■ **WHAT TO WORK ON**
Gather the lines below that include the string "stats", copying each in full.

[Dataset entries on figures]
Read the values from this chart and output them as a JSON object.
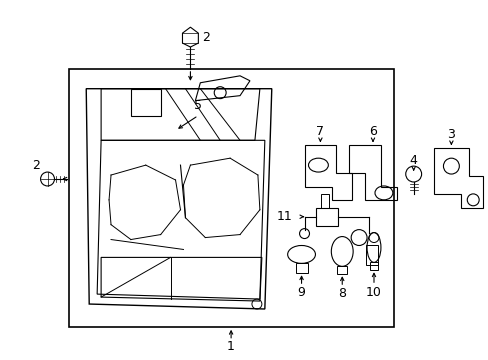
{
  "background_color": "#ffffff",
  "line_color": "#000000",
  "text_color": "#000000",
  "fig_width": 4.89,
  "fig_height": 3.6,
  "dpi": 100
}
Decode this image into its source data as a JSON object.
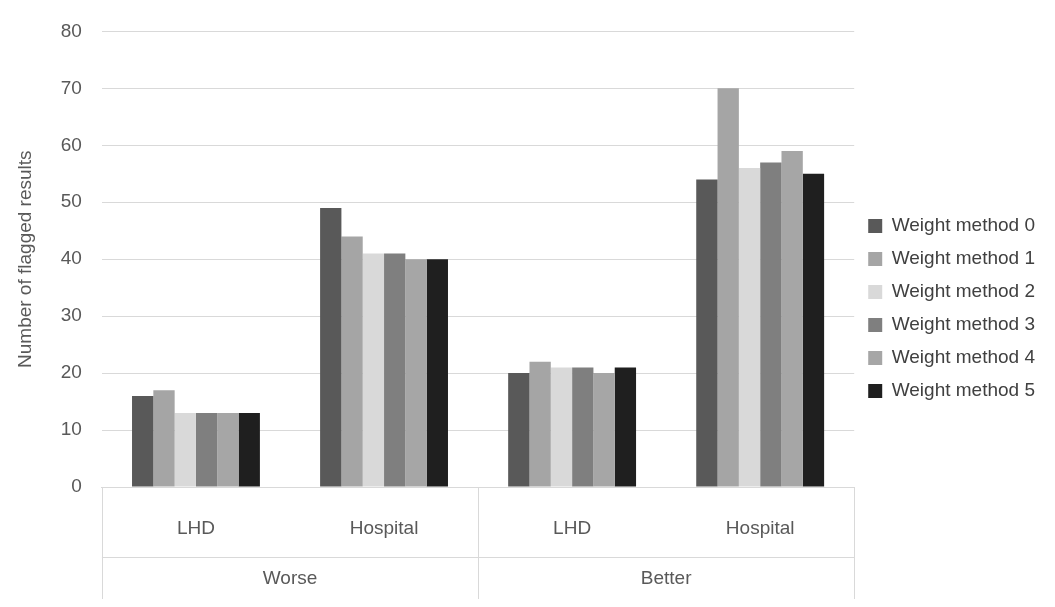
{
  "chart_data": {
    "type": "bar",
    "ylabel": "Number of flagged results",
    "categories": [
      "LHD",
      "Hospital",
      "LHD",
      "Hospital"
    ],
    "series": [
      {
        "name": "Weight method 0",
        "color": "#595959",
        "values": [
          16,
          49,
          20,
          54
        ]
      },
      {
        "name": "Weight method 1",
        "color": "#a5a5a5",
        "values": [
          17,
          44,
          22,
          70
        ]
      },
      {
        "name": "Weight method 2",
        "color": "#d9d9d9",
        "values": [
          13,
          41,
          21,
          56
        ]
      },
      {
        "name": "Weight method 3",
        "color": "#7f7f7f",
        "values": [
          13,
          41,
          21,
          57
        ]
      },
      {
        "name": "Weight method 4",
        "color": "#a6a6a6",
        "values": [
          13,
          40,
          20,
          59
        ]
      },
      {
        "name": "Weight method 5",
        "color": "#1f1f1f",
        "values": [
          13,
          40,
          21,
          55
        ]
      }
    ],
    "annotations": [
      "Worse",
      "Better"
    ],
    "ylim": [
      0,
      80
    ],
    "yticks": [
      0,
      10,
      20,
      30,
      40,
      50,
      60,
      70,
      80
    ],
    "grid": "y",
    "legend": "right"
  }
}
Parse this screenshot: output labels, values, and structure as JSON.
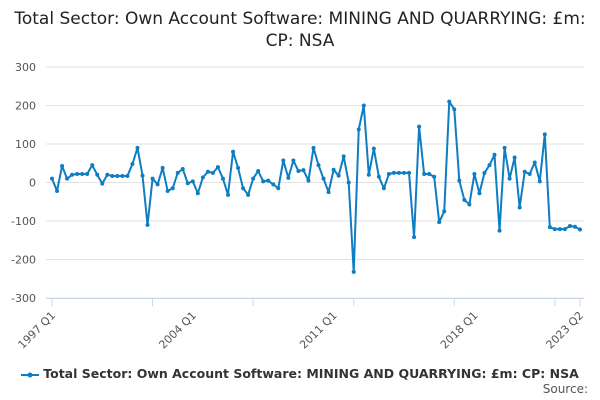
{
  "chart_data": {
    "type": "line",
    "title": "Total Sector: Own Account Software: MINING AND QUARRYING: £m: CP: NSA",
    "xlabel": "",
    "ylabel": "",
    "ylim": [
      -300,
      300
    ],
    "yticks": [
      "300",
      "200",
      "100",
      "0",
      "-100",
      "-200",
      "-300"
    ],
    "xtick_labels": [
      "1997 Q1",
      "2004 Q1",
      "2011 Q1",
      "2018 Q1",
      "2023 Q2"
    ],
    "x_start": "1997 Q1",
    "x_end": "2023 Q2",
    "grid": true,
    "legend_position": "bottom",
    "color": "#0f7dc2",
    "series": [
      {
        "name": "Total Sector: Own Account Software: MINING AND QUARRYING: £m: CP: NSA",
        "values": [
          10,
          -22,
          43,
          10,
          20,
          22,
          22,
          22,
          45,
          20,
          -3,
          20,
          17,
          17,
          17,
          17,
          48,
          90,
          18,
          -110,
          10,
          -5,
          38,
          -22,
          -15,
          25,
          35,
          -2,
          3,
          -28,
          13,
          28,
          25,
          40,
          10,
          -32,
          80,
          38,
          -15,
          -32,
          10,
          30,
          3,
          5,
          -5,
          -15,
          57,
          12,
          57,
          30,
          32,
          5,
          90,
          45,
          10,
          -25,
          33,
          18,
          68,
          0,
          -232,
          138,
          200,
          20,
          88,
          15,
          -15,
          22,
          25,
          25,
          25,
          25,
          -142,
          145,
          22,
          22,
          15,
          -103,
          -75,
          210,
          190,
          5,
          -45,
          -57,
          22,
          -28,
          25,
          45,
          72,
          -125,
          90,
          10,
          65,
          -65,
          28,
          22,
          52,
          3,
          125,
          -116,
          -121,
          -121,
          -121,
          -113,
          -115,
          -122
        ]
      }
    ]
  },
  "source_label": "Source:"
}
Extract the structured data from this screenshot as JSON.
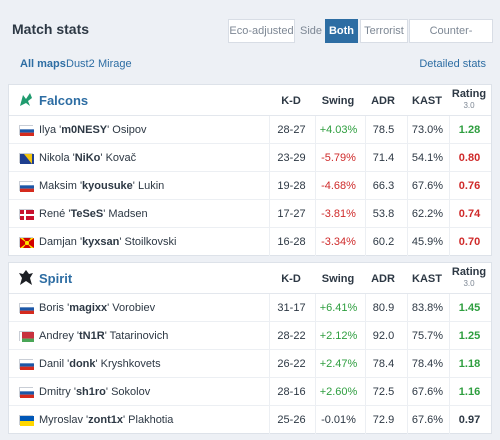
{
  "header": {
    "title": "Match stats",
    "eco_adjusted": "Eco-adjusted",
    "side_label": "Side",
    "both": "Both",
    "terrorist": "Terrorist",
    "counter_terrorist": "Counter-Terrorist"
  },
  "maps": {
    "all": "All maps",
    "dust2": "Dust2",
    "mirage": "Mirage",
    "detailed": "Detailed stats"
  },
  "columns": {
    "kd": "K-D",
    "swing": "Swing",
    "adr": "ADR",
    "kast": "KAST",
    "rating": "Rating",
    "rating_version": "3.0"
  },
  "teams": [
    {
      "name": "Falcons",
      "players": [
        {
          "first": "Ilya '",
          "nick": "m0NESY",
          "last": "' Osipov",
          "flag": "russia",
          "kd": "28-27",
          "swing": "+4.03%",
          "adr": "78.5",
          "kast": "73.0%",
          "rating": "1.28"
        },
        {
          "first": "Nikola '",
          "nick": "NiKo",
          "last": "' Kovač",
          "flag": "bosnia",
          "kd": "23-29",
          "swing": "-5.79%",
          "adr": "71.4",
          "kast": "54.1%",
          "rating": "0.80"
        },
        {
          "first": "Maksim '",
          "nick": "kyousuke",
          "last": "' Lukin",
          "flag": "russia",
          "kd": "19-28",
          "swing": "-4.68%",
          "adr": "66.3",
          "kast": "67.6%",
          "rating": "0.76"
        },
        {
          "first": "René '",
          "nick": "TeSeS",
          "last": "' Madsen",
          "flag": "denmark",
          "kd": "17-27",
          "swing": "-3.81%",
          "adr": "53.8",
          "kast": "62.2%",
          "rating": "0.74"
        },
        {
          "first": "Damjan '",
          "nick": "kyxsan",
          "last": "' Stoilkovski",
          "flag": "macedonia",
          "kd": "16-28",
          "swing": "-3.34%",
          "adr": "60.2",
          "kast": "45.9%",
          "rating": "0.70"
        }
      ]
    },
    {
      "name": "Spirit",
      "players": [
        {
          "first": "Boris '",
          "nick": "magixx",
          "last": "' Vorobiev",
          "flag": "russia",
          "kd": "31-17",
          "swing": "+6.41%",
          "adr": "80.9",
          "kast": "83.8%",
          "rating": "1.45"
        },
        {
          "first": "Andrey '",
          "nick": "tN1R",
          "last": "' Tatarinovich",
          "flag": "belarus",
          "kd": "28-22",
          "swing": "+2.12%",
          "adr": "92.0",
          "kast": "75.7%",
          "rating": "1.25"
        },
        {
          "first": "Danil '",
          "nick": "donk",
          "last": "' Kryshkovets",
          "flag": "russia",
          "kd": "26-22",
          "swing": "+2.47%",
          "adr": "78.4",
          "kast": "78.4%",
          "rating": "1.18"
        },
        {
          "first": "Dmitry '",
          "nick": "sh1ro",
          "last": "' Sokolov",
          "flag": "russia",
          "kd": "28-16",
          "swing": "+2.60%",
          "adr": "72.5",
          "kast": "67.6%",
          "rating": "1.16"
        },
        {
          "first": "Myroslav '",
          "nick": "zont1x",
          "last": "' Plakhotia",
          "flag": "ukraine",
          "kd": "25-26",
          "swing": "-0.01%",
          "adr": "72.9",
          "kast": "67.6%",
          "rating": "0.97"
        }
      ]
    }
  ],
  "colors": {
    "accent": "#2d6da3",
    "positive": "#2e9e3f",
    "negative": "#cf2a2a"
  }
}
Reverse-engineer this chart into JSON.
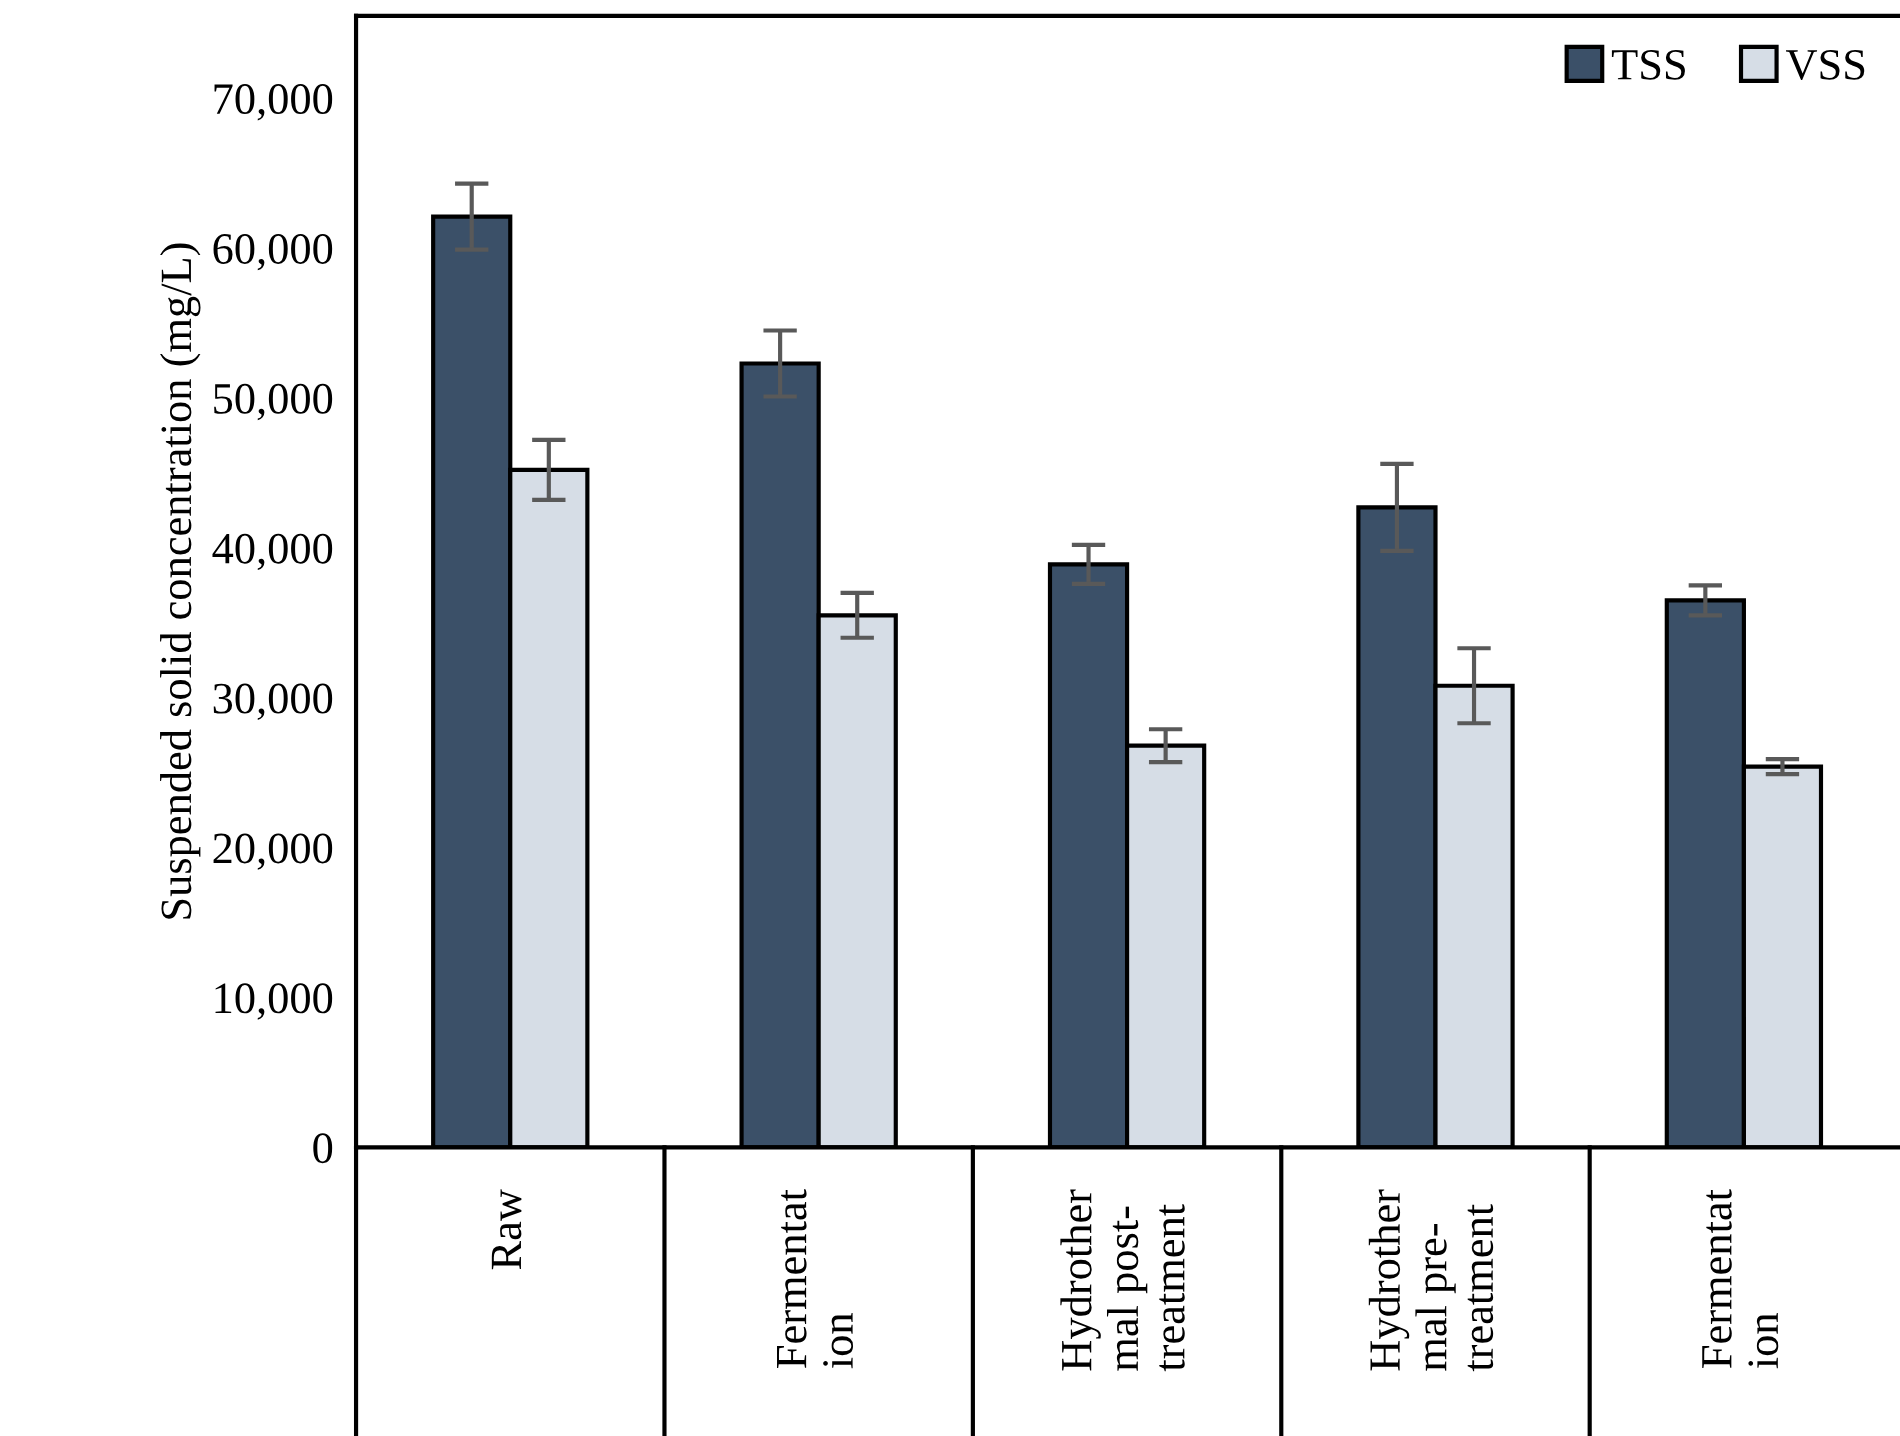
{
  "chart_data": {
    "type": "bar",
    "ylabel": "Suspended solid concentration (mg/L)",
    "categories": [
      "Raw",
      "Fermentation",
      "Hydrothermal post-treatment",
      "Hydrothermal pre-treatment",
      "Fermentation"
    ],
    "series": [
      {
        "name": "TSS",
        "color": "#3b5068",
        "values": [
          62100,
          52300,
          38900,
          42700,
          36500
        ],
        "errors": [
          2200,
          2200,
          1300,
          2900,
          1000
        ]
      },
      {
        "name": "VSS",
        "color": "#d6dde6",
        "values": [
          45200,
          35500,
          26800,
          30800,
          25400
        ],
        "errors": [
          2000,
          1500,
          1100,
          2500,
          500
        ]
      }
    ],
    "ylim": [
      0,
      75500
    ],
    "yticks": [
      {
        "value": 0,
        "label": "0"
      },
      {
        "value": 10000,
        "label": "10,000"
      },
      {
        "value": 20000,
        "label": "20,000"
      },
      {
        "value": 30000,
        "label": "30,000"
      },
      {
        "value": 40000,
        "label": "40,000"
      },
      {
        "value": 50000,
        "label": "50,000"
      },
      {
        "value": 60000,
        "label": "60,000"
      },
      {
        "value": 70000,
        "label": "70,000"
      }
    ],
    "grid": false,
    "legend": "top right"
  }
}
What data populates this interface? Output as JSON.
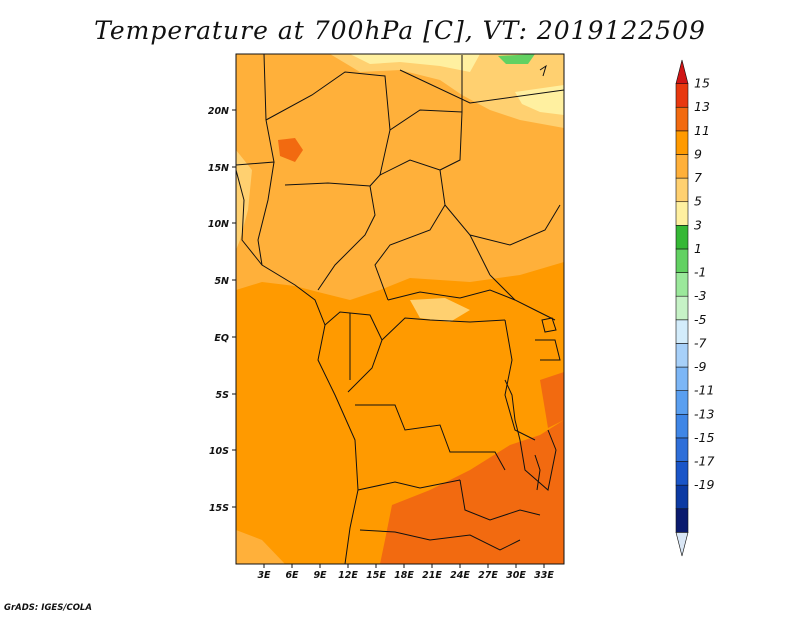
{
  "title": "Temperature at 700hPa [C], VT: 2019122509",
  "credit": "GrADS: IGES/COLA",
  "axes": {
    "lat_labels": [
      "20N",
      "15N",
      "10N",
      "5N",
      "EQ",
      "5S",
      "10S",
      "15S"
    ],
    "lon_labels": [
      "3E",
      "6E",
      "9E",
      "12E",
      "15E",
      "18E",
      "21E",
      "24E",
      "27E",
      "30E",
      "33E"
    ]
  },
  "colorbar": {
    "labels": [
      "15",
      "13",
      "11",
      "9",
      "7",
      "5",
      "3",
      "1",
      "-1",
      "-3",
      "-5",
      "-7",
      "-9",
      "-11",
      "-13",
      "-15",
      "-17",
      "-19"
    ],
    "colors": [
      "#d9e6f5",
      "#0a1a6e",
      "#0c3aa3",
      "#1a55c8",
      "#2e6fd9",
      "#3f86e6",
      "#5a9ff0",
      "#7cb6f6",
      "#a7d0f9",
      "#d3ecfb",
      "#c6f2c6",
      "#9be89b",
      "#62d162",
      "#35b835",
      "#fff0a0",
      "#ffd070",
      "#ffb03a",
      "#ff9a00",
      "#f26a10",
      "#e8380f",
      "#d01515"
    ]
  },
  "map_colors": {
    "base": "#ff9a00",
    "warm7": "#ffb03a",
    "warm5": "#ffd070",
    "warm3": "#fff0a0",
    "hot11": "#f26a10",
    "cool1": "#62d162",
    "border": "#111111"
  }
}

■ **EXPECTED ANSWER**
    "title": "Match stats",
    "detailed": "Detailed stats"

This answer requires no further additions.